* _Problem description_
Every record here must be set down once more, precisely as it reads.

--- Data for review Enclosed Below ---

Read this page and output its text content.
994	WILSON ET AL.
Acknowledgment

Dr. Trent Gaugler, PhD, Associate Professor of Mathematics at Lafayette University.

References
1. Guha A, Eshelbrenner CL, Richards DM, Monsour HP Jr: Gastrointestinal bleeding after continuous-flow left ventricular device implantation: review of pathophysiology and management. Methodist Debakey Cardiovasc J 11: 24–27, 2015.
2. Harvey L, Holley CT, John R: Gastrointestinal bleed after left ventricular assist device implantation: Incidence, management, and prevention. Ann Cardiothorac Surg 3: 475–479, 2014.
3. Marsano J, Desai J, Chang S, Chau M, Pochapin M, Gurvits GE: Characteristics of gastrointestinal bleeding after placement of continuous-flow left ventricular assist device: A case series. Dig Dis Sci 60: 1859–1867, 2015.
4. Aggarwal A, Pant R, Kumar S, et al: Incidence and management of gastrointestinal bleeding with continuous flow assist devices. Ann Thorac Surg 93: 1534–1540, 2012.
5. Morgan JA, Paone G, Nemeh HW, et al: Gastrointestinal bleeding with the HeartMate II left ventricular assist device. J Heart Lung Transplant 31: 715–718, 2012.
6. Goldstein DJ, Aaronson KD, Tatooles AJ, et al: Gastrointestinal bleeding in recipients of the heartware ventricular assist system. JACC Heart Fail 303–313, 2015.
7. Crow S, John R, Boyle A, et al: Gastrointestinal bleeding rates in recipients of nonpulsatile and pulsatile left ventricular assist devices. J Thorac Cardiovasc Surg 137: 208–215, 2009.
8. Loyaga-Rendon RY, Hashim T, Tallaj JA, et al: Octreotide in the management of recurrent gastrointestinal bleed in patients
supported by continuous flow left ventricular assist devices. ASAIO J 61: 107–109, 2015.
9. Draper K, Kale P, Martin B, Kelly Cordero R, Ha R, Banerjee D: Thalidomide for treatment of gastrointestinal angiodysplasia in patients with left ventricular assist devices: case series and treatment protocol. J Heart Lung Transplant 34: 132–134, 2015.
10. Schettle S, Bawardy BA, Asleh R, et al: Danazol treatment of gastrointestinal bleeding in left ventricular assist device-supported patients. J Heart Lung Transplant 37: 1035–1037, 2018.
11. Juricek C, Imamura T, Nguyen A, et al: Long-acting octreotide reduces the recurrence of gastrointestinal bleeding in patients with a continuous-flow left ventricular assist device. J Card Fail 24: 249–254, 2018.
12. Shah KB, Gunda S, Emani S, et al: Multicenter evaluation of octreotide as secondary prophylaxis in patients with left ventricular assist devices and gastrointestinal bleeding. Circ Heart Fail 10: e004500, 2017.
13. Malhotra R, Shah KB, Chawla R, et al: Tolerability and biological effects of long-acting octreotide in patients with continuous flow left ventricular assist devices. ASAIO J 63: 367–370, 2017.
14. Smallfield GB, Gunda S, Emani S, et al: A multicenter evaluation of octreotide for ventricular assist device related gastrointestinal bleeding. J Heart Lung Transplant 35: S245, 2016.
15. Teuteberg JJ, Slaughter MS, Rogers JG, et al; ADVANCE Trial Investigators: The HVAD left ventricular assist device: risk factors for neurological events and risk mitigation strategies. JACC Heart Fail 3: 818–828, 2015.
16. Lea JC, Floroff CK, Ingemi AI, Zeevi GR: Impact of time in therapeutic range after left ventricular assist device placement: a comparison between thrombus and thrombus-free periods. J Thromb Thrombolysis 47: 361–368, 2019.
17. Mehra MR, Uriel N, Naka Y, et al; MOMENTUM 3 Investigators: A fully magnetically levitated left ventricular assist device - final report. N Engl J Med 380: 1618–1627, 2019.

--- End of Enclosed Data for review ---

* _Answer for this exercise_
Read this page and output its text content.
994	WILSON ET AL.
Acknowledgment

Dr. Trent Gaugler, PhD, Associate Professor of Mathematics at Lafayette University.

References
1. Guha A, Eshelbrenner CL, Richards DM, Monsour HP Jr: Gastrointestinal bleeding after continuous-flow left ventricular device implantation: review of pathophysiology and management. Methodist Debakey Cardiovasc J 11: 24–27, 2015.
2. Harvey L, Holley CT, John R: Gastrointestinal bleed after left ventricular assist device implantation: Incidence, management, and prevention. Ann Cardiothorac Surg 3: 475–479, 2014.
3. Marsano J, Desai J, Chang S, Chau M, Pochapin M, Gurvits GE: Characteristics of gastrointestinal bleeding after placement of continuous-flow left ventricular assist device: A case series. Dig Dis Sci 60: 1859–1867, 2015.
4. Aggarwal A, Pant R, Kumar S, et al: Incidence and management of gastrointestinal bleeding with continuous flow assist devices. Ann Thorac Surg 93: 1534–1540, 2012.
5. Morgan JA, Paone G, Nemeh HW, et al: Gastrointestinal bleeding with the HeartMate II left ventricular assist device. J Heart Lung Transplant 31: 715–718, 2012.
6. Goldstein DJ, Aaronson KD, Tatooles AJ, et al: Gastrointestinal bleeding in recipients of the heartware ventricular assist system. JACC Heart Fail 303–313, 2015.
7. Crow S, John R, Boyle A, et al: Gastrointestinal bleeding rates in recipients of nonpulsatile and pulsatile left ventricular assist devices. J Thorac Cardiovasc Surg 137: 208–215, 2009.
8. Loyaga-Rendon RY, Hashim T, Tallaj JA, et al: Octreotide in the management of recurrent gastrointestinal bleed in patients
supported by continuous flow left ventricular assist devices. ASAIO J 61: 107–109, 2015.
9. Draper K, Kale P, Martin B, Kelly Cordero R, Ha R, Banerjee D: Thalidomide for treatment of gastrointestinal angiodysplasia in patients with left ventricular assist devices: case series and treatment protocol. J Heart Lung Transplant 34: 132–134, 2015.
10. Schettle S, Bawardy BA, Asleh R, et al: Danazol treatment of gastrointestinal bleeding in left ventricular assist device-supported patients. J Heart Lung Transplant 37: 1035–1037, 2018.
11. Juricek C, Imamura T, Nguyen A, et al: Long-acting octreotide reduces the recurrence of gastrointestinal bleeding in patients with a continuous-flow left ventricular assist device. J Card Fail 24: 249–254, 2018.
12. Shah KB, Gunda S, Emani S, et al: Multicenter evaluation of octreotide as secondary prophylaxis in patients with left ventricular assist devices and gastrointestinal bleeding. Circ Heart Fail 10: e004500, 2017.
13. Malhotra R, Shah KB, Chawla R, et al: Tolerability and biological effects of long-acting octreotide in patients with continuous flow left ventricular assist devices. ASAIO J 63: 367–370, 2017.
14. Smallfield GB, Gunda S, Emani S, et al: A multicenter evaluation of octreotide for ventricular assist device related gastrointestinal bleeding. J Heart Lung Transplant 35: S245, 2016.
15. Teuteberg JJ, Slaughter MS, Rogers JG, et al; ADVANCE Trial Investigators: The HVAD left ventricular assist device: risk factors for neurological events and risk mitigation strategies. JACC Heart Fail 3: 818–828, 2015.
16. Lea JC, Floroff CK, Ingemi AI, Zeevi GR: Impact of time in therapeutic range after left ventricular assist device placement: a comparison between thrombus and thrombus-free periods. J Thromb Thrombolysis 47: 361–368, 2019.
17. Mehra MR, Uriel N, Naka Y, et al; MOMENTUM 3 Investigators: A fully magnetically levitated left ventricular assist device - final report. N Engl J Med 380: 1618–1627, 2019.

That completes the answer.